# [Exercise brief]
Put each line of the listing below into a Markdown table with the columns Row and Entry, numbering the rows and skipping any blank lines. Leave the pictures out of the table.
--- BEGIN ---
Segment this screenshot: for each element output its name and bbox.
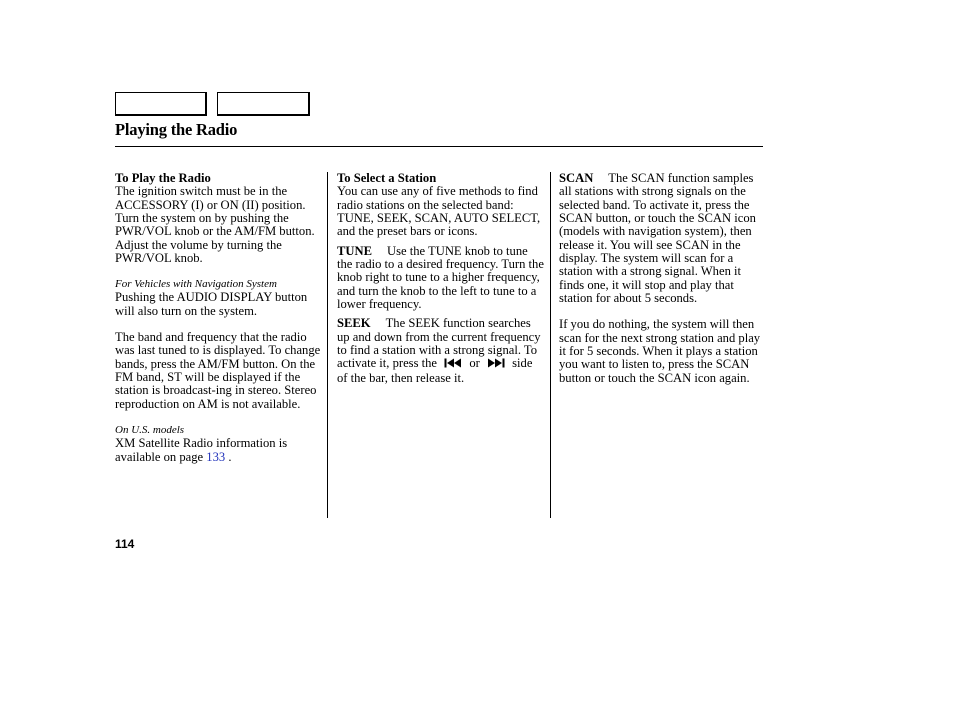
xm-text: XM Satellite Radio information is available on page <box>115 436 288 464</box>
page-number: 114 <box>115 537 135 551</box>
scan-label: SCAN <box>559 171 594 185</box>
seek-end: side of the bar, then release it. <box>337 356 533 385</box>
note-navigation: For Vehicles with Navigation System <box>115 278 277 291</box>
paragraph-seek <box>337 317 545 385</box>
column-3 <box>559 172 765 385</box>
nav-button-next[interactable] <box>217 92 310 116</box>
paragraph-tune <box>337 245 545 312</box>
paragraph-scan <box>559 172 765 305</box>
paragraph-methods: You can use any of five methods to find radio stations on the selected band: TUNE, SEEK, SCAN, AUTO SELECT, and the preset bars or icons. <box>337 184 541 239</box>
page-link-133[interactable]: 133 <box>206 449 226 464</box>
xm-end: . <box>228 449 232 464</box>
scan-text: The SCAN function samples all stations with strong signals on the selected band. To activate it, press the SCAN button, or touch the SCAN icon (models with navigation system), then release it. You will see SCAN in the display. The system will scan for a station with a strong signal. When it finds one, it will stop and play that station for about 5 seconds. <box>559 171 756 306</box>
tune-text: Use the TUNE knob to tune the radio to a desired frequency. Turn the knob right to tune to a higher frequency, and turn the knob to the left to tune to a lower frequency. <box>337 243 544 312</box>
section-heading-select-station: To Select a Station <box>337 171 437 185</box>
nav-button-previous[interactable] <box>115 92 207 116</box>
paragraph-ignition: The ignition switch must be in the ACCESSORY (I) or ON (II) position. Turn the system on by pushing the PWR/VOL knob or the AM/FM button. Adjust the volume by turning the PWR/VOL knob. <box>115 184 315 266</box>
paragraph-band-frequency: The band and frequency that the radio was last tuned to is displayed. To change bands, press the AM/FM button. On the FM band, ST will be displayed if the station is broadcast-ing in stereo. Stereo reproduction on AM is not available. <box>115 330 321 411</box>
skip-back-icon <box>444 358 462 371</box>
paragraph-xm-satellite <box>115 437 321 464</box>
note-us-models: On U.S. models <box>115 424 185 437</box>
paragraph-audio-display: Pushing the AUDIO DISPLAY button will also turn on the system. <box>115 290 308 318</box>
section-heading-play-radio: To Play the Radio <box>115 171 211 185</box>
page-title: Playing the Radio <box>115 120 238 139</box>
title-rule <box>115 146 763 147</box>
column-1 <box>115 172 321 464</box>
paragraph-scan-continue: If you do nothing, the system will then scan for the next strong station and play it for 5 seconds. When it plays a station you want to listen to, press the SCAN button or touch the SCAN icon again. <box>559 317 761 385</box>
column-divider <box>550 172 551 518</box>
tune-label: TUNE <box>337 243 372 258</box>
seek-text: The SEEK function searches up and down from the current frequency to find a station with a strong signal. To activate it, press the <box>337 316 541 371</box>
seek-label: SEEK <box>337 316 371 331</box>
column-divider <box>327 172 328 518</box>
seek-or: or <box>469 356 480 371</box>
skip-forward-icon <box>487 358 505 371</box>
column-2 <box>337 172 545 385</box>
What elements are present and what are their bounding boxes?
--- END ---
# [Solution for this task]
| Row | Entry |
|---|---|
| 1 | Segment this screenshot: for each element output its name and bbox. |
| 2 | xm-text: XM Satellite Radio information is available on page <box>115 436 288 464</box> |
| 3 | page-number: 114 <box>115 537 135 551</box> |
| 4 | scan-label: SCAN <box>559 171 594 185</box> |
| 5 | seek-end: side of the bar, then release it. <box>337 356 533 385</box> |
| 6 | note-navigation: For Vehicles with Navigation System <box>115 278 277 291</box> |
| 7 | paragraph-seek <box>337 317 545 385</box> |
| 8 | column-3 <box>559 172 765 385</box> |
| 9 | nav-button-next[interactable] <box>217 92 310 116</box> |
| 10 | paragraph-tune <box>337 245 545 312</box> |
| 11 | paragraph-scan <box>559 172 765 305</box> |
| 12 | paragraph-methods: You can use any of five methods to find radio stations on the selected band: TUNE, SEEK, SCAN, AUTO SELECT, and the preset bars or icons. <box>337 184 541 239</box> |
| 13 | page-link-133[interactable]: 133 <box>206 449 226 464</box> |
| 14 | xm-end: . <box>228 449 232 464</box> |
| 15 | scan-text: The SCAN function samples all stations with strong signals on the selected band. To activate it, press the SCAN button, or touch the SCAN icon (models with navigation system), then release it. You will see SCAN in the display. The system will scan for a station with a strong signal. When it finds one, it will stop and play that station for about 5 seconds. <box>559 171 756 306</box> |
| 16 | tune-text: Use the TUNE knob to tune the radio to a desired frequency. Turn the knob right to tune to a higher frequency, and turn the knob to the left to tune to a lower frequency. <box>337 243 544 312</box> |
| 17 | section-heading-select-station: To Select a Station <box>337 171 437 185</box> |
| 18 | nav-button-previous[interactable] <box>115 92 207 116</box> |
| 19 | paragraph-ignition: The ignition switch must be in the ACCESSORY (I) or ON (II) position. Turn the system on by pushing the PWR/VOL knob or the AM/FM button. Adjust the volume by turning the PWR/VOL knob. <box>115 184 315 266</box> |
| 20 | paragraph-band-frequency: The band and frequency that the radio was last tuned to is displayed. To change bands, press the AM/FM button. On the FM band, ST will be displayed if the station is broadcast-ing in stereo. Stereo reproduction on AM is not available. <box>115 330 321 411</box> |
| 21 | skip-back-icon <box>444 358 462 371</box> |
| 22 | paragraph-xm-satellite <box>115 437 321 464</box> |
| 23 | note-us-models: On U.S. models <box>115 424 185 437</box> |
| 24 | paragraph-audio-display: Pushing the AUDIO DISPLAY button will also turn on the system. <box>115 290 308 318</box> |
| 25 | section-heading-play-radio: To Play the Radio <box>115 171 211 185</box> |
| 26 | page-title: Playing the Radio <box>115 120 238 139</box> |
| 27 | title-rule <box>115 146 763 147</box> |
| 28 | column-1 <box>115 172 321 464</box> |
| 29 | paragraph-scan-continue: If you do nothing, the system will then scan for the next strong station and play it for 5 seconds. When it plays a station you want to listen to, press the SCAN button or touch the SCAN icon again. <box>559 317 761 385</box> |
| 30 | column-divider <box>550 172 551 518</box> |
| 31 | tune-label: TUNE <box>337 243 372 258</box> |
| 32 | seek-text: The SEEK function searches up and down from the current frequency to find a station with a strong signal. To activate it, press the <box>337 316 541 371</box> |
| 33 | seek-label: SEEK <box>337 316 371 331</box> |
| 34 | column-divider <box>327 172 328 518</box> |
| 35 | seek-or: or <box>469 356 480 371</box> |
| 36 | skip-forward-icon <box>487 358 505 371</box> |
| 37 | column-2 <box>337 172 545 385</box> |
| 38 | What elements are present and what are their bounding boxes? |